**What is expected:**
Without including any pictures, write out all the entries exactly.

**Records provided:**
________________________________________

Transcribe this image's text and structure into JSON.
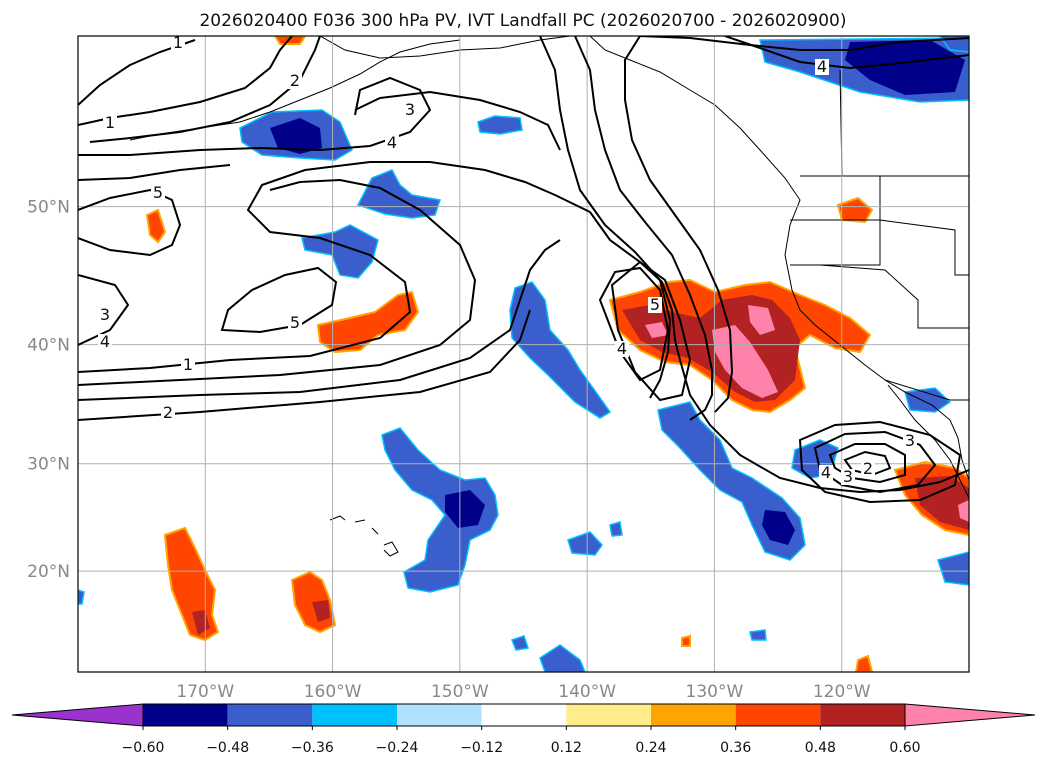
{
  "title": "2026020400 F036 300 hPa PV, IVT Landfall PC (2026020700 - 2026020900)",
  "map": {
    "lon_range": [
      -180,
      -110
    ],
    "lat_range": [
      10,
      60
    ],
    "lat_gridlines": [
      20,
      30,
      40,
      50
    ],
    "lon_gridlines": [
      -170,
      -160,
      -150,
      -140,
      -130,
      -120
    ],
    "lat_labels": [
      "20°N",
      "30°N",
      "40°N",
      "50°N"
    ],
    "lon_labels": [
      "170°W",
      "160°W",
      "150°W",
      "140°W",
      "130°W",
      "120°W"
    ],
    "gridlines": true,
    "contour_labels": [
      "1",
      "2",
      "3",
      "4",
      "5",
      "5",
      "4",
      "3",
      "4",
      "1",
      "2",
      "1",
      "5",
      "3",
      "4",
      "2",
      "3",
      "4"
    ]
  },
  "colorbar": {
    "ticks": [
      "−0.60",
      "−0.48",
      "−0.36",
      "−0.24",
      "−0.12",
      "0.12",
      "0.24",
      "0.36",
      "0.48",
      "0.60"
    ],
    "levels": [
      -0.6,
      -0.48,
      -0.36,
      -0.24,
      -0.12,
      0.12,
      0.24,
      0.36,
      0.48,
      0.6
    ],
    "colors": [
      "#9a32cd",
      "#00008b",
      "#3a5fcd",
      "#00bfff",
      "#b0e2ff",
      "#ffffff",
      "#ffec8b",
      "#ffa500",
      "#ff4500",
      "#b22222",
      "#ff82ab"
    ]
  }
}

________________________________________

**Completed task:**
Transcribe this image's text and structure into JSON.
{
  "title": "2026020400 F036 300 hPa PV, IVT Landfall PC (2026020700 - 2026020900)",
  "map": {
    "lon_range": [
      -180,
      -110
    ],
    "lat_range": [
      10,
      60
    ],
    "lat_gridlines": [
      20,
      30,
      40,
      50
    ],
    "lon_gridlines": [
      -170,
      -160,
      -150,
      -140,
      -130,
      -120
    ],
    "lat_labels": [
      "20°N",
      "30°N",
      "40°N",
      "50°N"
    ],
    "lon_labels": [
      "170°W",
      "160°W",
      "150°W",
      "140°W",
      "130°W",
      "120°W"
    ],
    "gridlines": true,
    "contour_labels": [
      "1",
      "2",
      "3",
      "4",
      "5",
      "5",
      "4",
      "3",
      "4",
      "1",
      "2",
      "1",
      "5",
      "3",
      "4",
      "2",
      "3",
      "4"
    ]
  },
  "colorbar": {
    "ticks": [
      "−0.60",
      "−0.48",
      "−0.36",
      "−0.24",
      "−0.12",
      "0.12",
      "0.24",
      "0.36",
      "0.48",
      "0.60"
    ],
    "levels": [
      -0.6,
      -0.48,
      -0.36,
      -0.24,
      -0.12,
      0.12,
      0.24,
      0.36,
      0.48,
      0.6
    ],
    "colors": [
      "#9a32cd",
      "#00008b",
      "#3a5fcd",
      "#00bfff",
      "#b0e2ff",
      "#ffffff",
      "#ffec8b",
      "#ffa500",
      "#ff4500",
      "#b22222",
      "#ff82ab"
    ]
  }
}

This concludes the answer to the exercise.